• Your instructions
Extract, without any change, the lines of the material from its first line through the line that contains "- medication-link-lasix-oral[interactable]: Lasix", including both of those lines.

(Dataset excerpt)
— begin —

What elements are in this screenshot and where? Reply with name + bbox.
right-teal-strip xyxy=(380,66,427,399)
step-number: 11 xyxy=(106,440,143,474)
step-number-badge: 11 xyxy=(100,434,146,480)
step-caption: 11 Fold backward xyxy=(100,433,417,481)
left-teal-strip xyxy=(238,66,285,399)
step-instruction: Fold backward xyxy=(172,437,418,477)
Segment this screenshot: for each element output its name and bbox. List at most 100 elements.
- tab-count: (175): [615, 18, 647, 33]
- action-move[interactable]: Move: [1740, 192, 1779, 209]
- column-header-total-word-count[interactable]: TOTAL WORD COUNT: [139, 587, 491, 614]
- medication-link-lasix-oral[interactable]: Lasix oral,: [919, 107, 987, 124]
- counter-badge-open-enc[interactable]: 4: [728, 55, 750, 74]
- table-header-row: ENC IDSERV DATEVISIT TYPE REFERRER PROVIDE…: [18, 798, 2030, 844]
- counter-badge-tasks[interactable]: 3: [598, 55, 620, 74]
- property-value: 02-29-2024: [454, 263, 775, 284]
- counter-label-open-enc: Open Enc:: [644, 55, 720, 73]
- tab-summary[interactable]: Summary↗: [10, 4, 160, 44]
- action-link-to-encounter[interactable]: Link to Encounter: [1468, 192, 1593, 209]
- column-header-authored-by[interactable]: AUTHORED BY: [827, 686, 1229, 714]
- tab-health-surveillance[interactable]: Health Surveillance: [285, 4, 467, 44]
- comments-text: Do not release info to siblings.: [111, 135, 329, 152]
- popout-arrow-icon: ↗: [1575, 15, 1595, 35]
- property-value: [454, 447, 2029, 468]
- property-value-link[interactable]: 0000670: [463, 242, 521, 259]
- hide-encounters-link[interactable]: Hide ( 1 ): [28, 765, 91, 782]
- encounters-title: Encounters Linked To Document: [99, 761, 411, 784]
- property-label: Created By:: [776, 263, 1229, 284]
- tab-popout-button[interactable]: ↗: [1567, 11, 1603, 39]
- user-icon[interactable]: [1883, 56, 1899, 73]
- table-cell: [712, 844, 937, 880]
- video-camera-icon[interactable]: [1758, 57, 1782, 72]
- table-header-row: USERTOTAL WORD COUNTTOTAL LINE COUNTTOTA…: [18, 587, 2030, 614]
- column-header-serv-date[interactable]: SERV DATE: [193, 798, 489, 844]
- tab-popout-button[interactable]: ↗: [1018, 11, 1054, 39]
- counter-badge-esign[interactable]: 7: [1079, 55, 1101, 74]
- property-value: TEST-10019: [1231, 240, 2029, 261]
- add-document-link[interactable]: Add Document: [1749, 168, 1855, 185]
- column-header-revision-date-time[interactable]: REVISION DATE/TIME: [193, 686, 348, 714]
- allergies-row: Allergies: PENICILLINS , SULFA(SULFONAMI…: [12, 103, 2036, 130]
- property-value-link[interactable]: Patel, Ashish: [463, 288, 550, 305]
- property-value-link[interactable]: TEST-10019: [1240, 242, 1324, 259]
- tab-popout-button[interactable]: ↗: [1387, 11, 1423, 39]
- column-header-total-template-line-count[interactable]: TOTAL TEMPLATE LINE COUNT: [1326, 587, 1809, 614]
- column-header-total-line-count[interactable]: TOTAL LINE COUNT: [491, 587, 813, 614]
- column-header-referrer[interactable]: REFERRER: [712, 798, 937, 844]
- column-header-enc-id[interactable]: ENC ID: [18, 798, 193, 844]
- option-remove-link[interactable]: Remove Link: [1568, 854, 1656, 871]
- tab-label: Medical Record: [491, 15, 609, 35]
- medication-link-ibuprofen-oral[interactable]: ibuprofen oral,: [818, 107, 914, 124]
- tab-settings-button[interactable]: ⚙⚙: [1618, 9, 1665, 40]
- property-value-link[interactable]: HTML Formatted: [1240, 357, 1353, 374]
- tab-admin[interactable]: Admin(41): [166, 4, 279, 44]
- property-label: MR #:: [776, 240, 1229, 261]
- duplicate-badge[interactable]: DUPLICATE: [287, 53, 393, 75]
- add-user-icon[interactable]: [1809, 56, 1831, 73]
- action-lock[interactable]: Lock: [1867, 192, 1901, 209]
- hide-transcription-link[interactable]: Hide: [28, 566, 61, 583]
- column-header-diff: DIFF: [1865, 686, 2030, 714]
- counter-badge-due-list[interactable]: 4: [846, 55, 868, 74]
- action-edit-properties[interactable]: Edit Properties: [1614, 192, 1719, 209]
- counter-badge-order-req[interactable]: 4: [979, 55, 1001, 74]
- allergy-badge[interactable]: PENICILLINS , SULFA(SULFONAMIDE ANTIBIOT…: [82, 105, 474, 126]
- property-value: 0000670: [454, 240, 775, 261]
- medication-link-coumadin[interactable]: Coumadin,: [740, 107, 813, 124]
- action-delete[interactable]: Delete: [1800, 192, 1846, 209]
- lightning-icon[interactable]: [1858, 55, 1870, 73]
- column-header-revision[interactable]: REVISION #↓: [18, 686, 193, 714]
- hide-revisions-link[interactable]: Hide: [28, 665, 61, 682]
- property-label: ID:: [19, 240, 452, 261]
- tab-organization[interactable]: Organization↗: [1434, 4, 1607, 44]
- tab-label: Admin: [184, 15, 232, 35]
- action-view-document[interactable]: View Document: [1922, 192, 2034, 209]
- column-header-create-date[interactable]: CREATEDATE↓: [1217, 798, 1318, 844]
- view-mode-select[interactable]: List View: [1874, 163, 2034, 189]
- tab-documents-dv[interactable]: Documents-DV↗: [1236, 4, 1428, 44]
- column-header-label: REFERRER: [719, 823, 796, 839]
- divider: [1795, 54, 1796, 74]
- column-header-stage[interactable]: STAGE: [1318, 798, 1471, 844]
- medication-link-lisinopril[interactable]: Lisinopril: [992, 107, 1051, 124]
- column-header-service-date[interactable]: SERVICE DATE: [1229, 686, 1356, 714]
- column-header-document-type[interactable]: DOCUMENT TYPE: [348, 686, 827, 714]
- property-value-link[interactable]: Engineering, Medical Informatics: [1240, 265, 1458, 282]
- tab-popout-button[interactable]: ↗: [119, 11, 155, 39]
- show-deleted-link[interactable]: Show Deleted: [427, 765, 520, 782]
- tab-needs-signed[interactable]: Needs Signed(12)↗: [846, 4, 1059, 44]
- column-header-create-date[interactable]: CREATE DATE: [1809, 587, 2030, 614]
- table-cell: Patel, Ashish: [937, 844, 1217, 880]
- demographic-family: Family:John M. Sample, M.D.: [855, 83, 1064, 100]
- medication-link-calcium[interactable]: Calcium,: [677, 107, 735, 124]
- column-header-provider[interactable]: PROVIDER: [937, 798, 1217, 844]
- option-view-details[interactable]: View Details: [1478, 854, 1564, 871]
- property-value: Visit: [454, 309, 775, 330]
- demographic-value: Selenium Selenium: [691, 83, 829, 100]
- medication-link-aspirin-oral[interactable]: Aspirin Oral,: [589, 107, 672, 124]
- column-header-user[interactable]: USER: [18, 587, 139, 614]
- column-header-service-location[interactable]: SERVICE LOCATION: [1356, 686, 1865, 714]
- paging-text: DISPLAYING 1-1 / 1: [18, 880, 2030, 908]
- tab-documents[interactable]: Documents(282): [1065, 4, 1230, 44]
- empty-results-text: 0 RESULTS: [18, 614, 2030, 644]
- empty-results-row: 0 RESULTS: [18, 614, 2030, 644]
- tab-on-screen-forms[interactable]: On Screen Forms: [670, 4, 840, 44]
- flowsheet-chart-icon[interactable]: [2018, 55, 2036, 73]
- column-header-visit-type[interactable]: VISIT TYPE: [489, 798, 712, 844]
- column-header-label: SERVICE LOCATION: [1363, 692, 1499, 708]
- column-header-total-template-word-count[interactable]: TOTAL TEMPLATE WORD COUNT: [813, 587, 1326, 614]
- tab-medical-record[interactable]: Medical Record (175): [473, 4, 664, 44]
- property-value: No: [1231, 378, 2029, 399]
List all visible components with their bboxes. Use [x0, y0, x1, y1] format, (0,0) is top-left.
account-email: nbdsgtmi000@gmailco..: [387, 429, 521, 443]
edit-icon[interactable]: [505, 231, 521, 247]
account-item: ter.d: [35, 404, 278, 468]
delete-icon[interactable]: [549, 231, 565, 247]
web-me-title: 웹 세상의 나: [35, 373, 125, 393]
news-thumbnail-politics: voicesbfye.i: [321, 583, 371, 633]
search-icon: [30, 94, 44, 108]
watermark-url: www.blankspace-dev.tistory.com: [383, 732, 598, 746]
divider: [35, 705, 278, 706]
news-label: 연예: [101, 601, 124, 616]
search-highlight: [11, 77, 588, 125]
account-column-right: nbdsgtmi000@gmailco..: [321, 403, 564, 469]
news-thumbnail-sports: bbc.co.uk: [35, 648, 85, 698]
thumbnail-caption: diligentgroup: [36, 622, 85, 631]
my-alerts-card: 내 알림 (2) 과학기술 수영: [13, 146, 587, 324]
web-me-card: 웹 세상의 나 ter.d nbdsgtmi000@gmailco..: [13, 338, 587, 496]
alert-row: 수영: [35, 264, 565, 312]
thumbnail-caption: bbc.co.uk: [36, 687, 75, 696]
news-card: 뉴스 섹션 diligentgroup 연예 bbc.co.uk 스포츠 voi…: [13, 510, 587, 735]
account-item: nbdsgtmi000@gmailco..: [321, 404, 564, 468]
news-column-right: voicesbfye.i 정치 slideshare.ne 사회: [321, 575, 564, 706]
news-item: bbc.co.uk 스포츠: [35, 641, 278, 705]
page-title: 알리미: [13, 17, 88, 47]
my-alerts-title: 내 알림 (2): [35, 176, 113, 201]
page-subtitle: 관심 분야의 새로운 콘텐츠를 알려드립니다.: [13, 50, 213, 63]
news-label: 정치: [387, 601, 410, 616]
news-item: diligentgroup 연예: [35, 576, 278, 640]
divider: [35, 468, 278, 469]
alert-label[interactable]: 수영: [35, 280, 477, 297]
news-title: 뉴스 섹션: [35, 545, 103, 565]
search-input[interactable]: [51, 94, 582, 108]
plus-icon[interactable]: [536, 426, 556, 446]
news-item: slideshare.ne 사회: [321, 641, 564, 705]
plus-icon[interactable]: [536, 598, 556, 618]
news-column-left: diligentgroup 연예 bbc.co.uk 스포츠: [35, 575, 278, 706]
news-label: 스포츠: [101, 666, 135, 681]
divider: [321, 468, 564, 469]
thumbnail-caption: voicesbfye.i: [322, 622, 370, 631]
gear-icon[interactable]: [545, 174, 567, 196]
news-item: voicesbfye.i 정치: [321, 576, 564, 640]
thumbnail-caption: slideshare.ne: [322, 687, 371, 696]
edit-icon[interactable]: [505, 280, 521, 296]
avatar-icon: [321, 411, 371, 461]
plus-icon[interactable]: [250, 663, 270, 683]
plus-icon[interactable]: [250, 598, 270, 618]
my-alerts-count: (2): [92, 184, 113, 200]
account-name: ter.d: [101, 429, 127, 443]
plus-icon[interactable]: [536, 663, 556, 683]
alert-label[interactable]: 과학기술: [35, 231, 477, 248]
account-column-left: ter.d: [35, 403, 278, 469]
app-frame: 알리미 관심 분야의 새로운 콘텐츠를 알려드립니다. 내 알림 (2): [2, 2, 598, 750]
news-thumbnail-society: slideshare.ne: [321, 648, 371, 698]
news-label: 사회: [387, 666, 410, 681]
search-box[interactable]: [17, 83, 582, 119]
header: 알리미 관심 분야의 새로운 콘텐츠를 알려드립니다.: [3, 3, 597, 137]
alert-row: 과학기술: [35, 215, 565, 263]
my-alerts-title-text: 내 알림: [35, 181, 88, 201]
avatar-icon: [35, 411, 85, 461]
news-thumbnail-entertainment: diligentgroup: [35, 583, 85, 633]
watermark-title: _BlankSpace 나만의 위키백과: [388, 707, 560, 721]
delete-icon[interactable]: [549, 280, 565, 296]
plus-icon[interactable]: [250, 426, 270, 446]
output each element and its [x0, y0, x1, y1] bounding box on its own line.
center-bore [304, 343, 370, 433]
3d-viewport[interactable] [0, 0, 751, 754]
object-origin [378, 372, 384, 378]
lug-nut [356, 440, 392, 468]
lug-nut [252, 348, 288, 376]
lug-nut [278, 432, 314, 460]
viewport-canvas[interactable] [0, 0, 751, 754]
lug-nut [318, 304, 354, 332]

— end —

• Result of the task
What elements are in this screenshot and where? Reply with name + bbox.
right-teal-strip xyxy=(380,66,427,399)
step-number: 11 xyxy=(106,440,143,474)
step-number-badge: 11 xyxy=(100,434,146,480)
step-caption: 11 Fold backward xyxy=(100,433,417,481)
left-teal-strip xyxy=(238,66,285,399)
step-instruction: Fold backward xyxy=(172,437,418,477)
Segment this screenshot: for each element output its name and bbox. List at most 100 elements.
- tab-count: (175): [615, 18, 647, 33]
- action-move[interactable]: Move: [1740, 192, 1779, 209]
- column-header-total-word-count[interactable]: TOTAL WORD COUNT: [139, 587, 491, 614]
- medication-link-lasix-oral[interactable]: Lasix oral,: [919, 107, 987, 124]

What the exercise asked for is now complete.